Document text
_ _ _

Encoding problems in TeXmacs pdf exports

re4zuaFe · April 20, 2024, 5:49am

I open this post because the bug report was mistakenly closed.

I looked into the problem, and the exported pdf contains a line:

/Title <FEFF003100201D538>

which is of course incorrect: FEFF indicates that this is encoded in UTF-16 while there are odd number of hex codes. The problem happens at the conversion of the character 𝔸, which indeed corresponds to 0x1d538, but in order to encode in UTF-16, it should be converted into two words: D835 DD38, not 1D538.

mgubi · May 25, 2021, 9:05pm

I will try to give a look and understand if there is a bug in the PDF export, or if this can be fixed on the TeXmacs side.

re4zuaFe · May 26, 2021, 9:57am

This bug is still reproducible in TeXmacs 1.99.20. The tm file is attached at the end.

If the conversion is handled by TeXmacs, I propose to use C++ STL to perform the conversion: codecvt_utf16 and wstring_convert.

I don’t know what was the result of the discussion between @darcy and Joris about the modernization of C++ codes. I don’t think it worthy converting everything, but when there are buggy codes, it might be good to replace them with the correct modern C++11 codes.

_ _ _

Given request a
Copy the records word for word, from their first line down through the line containing "sport-line: Спортивная борьба: [188, 517, 203, 621]", including both ends.
The forum thread and the records have no connection to each other.

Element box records
_ _ _

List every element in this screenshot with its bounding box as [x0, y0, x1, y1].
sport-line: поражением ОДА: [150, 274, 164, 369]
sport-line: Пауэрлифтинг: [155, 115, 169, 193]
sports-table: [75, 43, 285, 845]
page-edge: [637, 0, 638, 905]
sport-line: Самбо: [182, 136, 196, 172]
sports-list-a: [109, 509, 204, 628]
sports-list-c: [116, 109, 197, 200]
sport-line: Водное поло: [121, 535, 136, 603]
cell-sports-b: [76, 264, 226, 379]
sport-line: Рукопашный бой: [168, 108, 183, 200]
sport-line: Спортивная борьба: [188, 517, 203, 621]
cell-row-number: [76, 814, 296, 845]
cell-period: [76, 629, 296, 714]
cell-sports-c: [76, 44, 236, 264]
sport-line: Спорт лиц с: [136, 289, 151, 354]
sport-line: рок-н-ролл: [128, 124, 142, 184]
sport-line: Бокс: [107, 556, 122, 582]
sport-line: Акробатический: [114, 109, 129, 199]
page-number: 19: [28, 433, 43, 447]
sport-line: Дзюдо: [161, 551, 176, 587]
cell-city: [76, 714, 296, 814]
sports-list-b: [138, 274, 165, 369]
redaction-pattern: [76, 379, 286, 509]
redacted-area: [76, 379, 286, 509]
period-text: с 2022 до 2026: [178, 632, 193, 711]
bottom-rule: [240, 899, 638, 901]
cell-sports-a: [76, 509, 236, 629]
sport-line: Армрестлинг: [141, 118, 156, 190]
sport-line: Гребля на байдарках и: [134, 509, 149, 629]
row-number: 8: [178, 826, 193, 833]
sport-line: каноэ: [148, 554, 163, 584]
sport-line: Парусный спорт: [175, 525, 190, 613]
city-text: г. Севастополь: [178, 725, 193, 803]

_ _ _

Given request b
Repeat, character for character, everything in the TeXmacs PDF encoding thread from "I looked into" down to "at the end.".

Full answer a
List every element in this screenshot with its bounding box as [x0, y0, x1, y1].
sport-line: поражением ОДА: [150, 274, 164, 369]
sport-line: Пауэрлифтинг: [155, 115, 169, 193]
sports-table: [75, 43, 285, 845]
page-edge: [637, 0, 638, 905]
sport-line: Самбо: [182, 136, 196, 172]
sports-list-a: [109, 509, 204, 628]
sports-list-c: [116, 109, 197, 200]
sport-line: Водное поло: [121, 535, 136, 603]
cell-sports-b: [76, 264, 226, 379]
sport-line: Рукопашный бой: [168, 108, 183, 200]
sport-line: Спортивная борьба: [188, 517, 203, 621]

Full answer b
I looked into the problem, and the exported pdf contains a line:

/Title <FEFF003100201D538>

which is of course incorrect: FEFF indicates that this is encoded in UTF-16 while there are odd number of hex codes. The problem happens at the conversion of the character 𝔸, which indeed corresponds to 0x1d538, but in order to encode in UTF-16, it should be converted into two words: D835 DD38, not 1D538.

mgubi · May 25, 2021, 9:05pm

I will try to give a look and understand if there is a bug in the PDF export, or if this can be fixed on the TeXmacs side.

re4zuaFe · May 26, 2021, 9:57am

This bug is still reproducible in TeXmacs 1.99.20. The tm file is attached at the end.